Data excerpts
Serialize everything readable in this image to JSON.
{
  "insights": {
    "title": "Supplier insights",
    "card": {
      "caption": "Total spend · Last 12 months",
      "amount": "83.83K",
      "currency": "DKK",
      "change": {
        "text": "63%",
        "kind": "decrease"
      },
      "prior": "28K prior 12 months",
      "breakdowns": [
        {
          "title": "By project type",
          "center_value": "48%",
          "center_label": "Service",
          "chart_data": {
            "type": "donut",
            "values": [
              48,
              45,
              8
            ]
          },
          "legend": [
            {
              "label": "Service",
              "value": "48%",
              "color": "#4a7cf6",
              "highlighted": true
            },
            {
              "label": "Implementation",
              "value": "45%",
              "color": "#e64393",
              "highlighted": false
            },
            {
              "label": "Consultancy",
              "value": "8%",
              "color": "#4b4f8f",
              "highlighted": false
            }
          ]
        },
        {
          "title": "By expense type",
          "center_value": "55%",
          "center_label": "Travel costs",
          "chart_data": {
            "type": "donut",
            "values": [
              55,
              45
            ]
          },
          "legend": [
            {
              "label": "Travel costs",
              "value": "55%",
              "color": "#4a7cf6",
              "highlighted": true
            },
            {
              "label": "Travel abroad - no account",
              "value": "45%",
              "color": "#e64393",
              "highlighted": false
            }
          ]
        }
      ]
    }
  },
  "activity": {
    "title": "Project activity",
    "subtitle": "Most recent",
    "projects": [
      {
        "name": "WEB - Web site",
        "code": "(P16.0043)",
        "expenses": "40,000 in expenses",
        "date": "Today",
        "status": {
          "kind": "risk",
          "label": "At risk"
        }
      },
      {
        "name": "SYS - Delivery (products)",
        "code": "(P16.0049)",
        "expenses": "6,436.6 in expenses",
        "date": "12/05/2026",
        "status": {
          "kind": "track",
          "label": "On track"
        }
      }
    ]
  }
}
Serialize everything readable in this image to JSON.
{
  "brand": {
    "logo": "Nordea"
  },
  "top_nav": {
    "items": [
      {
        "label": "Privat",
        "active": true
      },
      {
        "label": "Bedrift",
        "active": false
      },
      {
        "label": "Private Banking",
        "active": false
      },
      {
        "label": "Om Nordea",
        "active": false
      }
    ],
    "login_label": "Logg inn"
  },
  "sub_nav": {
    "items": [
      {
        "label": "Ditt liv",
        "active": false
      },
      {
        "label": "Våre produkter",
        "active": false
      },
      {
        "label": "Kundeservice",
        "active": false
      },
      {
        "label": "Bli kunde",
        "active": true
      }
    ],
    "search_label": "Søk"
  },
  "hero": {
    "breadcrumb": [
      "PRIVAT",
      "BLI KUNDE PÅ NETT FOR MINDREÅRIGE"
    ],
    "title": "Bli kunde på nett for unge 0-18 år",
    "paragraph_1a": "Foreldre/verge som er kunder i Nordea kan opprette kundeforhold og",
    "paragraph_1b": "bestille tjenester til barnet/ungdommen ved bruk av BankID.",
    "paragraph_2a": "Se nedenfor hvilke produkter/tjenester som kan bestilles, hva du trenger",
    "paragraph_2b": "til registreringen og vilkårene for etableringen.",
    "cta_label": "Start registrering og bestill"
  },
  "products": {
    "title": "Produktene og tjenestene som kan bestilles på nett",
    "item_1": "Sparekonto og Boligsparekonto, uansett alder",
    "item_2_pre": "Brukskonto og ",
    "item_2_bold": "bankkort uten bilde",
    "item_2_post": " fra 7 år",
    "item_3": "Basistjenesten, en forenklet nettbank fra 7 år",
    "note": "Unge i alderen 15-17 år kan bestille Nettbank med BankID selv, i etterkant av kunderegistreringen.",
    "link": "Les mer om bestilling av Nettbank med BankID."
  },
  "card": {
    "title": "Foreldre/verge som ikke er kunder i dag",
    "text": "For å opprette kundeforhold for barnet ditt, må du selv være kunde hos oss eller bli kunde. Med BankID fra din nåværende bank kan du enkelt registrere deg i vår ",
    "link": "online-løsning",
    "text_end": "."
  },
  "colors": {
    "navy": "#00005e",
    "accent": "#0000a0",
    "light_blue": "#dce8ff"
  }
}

WHAT IS NEEDED: Give only the number of lines in the material above that hold the word "link".

SOLVED EXERCISE: 2